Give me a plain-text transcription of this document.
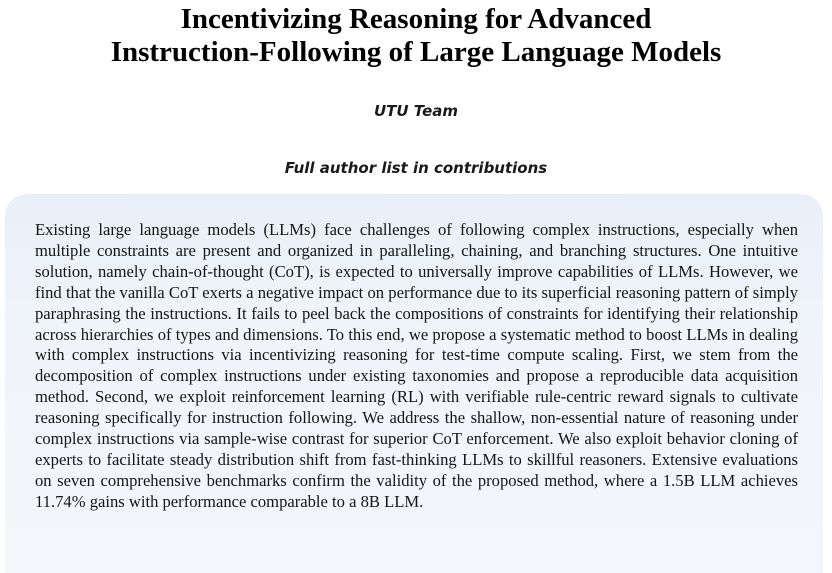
Incentivizing Reasoning for Advanced
Instruction-Following of Large Language Models
UTU Team
Full author list in contributions

Existing large language models (LLMs) face challenges of following complex instructions, especially when multiple constraints are present and organized in paralleling, chaining, and branching structures. One intuitive solution, namely chain-of-thought (CoT), is expected to universally improve capabilities of LLMs. However, we find that the vanilla CoT exerts a negative impact on performance due to its superficial reasoning pattern of simply paraphrasing the instructions. It fails to peel back the compositions of constraints for identifying their relationship across hierarchies of types and dimensions. To this end, we propose a systematic method to boost LLMs in dealing with complex instructions via incentivizing reasoning for test-time compute scaling. First, we stem from the decomposition of complex instructions under existing taxonomies and propose a reproducible data acquisition method. Second, we exploit reinforcement learning (RL) with verifiable rule-centric reward signals to cultivate reasoning specifically for instruction following. We address the shallow, non-essential nature of reasoning under complex instructions via sample-wise contrast for superior CoT enforcement. We also exploit behavior cloning of experts to facilitate steady distribution shift from fast-thinking LLMs to skillful reasoners. Extensive evaluations on seven comprehensive benchmarks confirm the validity of the proposed method, where a 1.5B LLM achieves 11.74% gains with performance comparable to a 8B LLM.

■ ■ ■ ■ ■

Reproduce each entry precisely, dropping only the pictures.

## In response
Give me a plain-text transcription of this document.
Incentivizing Reasoning for Advanced
Instruction-Following of Large Language Models
UTU Team
Full author list in contributions

Existing large language models (LLMs) face challenges of following complex instructions, especially when multiple constraints are present and organized in paralleling, chaining, and branching structures. One intuitive solution, namely chain-of-thought (CoT), is expected to universally improve capabilities of LLMs. However, we find that the vanilla CoT exerts a negative impact on performance due to its superficial reasoning pattern of simply paraphrasing the instructions. It fails to peel back the compositions of constraints for identifying their relationship across hierarchies of types and dimensions. To this end, we propose a systematic method to boost LLMs in dealing with complex instructions via incentivizing reasoning for test-time compute scaling. First, we stem from the decomposition of complex instructions under existing taxonomies and propose a reproducible data acquisition method. Second, we exploit reinforcement learning (RL) with verifiable rule-centric reward signals to cultivate reasoning specifically for instruction following. We address the shallow, non-essential nature of reasoning under complex instructions via sample-wise contrast for superior CoT enforcement. We also exploit behavior cloning of experts to facilitate steady distribution shift from fast-thinking LLMs to skillful reasoners. Extensive evaluations on seven comprehensive benchmarks confirm the validity of the proposed method, where a 1.5B LLM achieves 11.74% gains with performance comparable to a 8B LLM.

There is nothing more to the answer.